Dataset excerpts:

.....

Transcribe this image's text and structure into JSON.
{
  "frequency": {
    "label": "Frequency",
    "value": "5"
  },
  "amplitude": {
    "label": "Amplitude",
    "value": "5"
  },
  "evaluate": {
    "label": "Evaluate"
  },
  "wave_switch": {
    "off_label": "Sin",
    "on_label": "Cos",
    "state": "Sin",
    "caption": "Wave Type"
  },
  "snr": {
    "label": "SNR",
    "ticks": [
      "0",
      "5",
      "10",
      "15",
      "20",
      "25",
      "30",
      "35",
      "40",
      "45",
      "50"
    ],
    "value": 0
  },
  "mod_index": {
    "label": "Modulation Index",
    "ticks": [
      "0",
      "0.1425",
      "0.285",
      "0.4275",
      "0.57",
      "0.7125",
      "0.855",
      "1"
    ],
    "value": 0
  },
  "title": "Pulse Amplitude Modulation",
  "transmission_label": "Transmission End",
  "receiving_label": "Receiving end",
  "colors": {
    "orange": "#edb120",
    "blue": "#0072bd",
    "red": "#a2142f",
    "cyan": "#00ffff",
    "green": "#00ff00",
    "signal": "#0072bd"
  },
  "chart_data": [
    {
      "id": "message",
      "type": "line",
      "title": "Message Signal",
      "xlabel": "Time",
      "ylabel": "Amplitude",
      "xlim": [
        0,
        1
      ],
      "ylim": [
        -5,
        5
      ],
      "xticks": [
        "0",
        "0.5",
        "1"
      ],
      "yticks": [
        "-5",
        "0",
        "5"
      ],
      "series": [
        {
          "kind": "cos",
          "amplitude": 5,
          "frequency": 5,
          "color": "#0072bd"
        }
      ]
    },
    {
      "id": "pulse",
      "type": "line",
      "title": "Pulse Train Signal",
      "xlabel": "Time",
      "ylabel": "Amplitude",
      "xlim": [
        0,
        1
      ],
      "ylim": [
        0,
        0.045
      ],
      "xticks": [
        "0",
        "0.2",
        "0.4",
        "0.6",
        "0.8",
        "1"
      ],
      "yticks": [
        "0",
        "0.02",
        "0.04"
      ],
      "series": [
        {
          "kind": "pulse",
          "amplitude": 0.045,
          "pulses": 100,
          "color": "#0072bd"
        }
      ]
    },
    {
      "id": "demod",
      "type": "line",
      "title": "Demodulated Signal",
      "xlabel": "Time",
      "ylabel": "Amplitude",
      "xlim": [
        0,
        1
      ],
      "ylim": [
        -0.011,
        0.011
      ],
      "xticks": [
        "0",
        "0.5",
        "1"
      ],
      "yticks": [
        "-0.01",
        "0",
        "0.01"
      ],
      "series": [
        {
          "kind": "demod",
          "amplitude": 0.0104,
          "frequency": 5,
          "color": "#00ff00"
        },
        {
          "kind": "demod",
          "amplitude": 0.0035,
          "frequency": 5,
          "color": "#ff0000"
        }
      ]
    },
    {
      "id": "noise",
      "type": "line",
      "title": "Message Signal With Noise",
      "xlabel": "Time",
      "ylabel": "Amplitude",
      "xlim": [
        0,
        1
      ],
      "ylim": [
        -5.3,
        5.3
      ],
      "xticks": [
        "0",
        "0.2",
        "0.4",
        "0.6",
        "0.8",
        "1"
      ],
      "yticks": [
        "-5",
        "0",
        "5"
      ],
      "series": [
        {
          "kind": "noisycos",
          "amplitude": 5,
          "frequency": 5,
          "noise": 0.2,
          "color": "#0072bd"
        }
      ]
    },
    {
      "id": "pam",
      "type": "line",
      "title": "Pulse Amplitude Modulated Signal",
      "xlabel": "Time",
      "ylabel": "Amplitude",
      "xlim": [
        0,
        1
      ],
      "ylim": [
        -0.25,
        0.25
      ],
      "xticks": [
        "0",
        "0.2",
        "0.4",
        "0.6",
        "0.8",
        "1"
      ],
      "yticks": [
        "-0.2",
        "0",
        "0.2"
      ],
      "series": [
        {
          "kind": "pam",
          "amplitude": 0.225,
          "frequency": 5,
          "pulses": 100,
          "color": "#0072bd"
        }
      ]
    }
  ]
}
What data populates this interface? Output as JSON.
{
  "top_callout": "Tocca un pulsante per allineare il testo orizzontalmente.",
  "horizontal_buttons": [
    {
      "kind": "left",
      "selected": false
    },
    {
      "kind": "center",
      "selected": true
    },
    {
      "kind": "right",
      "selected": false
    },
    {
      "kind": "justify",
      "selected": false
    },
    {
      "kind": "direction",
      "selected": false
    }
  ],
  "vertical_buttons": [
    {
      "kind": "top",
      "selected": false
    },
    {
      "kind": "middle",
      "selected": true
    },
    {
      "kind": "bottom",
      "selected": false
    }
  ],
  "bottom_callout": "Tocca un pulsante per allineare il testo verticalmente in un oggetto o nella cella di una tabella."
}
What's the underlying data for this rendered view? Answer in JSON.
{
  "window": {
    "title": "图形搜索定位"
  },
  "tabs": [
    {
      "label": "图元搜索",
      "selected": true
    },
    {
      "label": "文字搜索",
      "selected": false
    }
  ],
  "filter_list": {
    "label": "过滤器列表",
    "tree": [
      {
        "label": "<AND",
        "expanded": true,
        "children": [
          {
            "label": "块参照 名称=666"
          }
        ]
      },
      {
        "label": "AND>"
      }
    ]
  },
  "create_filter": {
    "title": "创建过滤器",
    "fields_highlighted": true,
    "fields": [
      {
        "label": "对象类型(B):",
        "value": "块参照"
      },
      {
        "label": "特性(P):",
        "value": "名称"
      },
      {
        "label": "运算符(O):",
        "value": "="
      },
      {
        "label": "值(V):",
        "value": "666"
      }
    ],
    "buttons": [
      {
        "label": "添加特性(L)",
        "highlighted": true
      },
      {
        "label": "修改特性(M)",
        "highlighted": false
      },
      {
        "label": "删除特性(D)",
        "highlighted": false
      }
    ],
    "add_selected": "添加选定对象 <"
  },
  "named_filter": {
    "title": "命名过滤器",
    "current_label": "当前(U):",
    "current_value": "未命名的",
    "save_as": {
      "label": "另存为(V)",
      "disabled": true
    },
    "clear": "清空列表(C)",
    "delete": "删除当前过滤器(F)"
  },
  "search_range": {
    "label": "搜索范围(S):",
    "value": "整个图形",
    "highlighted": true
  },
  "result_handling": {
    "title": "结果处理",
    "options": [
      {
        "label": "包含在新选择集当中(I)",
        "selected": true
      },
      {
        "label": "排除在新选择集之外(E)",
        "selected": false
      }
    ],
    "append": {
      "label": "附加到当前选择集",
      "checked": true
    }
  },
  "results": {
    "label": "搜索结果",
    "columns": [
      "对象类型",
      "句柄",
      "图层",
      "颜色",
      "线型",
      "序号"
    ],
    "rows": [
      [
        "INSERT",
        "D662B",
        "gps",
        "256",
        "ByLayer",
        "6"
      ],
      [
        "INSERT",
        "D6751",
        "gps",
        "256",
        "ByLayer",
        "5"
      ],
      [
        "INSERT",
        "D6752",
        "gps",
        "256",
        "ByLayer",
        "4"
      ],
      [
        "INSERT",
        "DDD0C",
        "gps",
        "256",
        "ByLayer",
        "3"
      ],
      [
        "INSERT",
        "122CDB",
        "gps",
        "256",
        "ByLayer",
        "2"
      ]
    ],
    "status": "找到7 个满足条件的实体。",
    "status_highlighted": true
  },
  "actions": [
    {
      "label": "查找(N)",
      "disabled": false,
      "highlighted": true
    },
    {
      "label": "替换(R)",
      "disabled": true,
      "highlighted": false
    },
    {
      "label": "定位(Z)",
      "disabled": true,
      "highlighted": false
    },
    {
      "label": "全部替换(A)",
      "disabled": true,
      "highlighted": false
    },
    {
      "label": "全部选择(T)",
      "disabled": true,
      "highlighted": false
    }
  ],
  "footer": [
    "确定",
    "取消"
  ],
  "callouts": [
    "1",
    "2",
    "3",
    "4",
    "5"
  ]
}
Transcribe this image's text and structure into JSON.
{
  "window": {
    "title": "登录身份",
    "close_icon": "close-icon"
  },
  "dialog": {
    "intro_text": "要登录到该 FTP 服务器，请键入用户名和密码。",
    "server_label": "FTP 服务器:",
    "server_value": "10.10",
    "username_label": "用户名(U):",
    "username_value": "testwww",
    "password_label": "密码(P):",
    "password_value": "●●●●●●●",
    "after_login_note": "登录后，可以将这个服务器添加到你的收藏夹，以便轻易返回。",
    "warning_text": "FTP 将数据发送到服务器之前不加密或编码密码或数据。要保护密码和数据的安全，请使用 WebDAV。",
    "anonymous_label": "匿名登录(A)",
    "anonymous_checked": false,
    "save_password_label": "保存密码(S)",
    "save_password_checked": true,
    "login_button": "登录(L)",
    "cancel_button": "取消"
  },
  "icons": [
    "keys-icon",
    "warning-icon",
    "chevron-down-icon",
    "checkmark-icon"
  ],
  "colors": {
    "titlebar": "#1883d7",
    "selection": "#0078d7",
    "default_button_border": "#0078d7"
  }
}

.....

- [What to produce]
Pick out the lines containing the word "Tocca" and show them.

- [Reply to the task]
  "top_callout": "Tocca un pulsante per allineare il testo orizzontalmente.",
  "bottom_callout": "Tocca un pulsante per allineare il testo verticalmente in un oggetto o nella cella di una tabella."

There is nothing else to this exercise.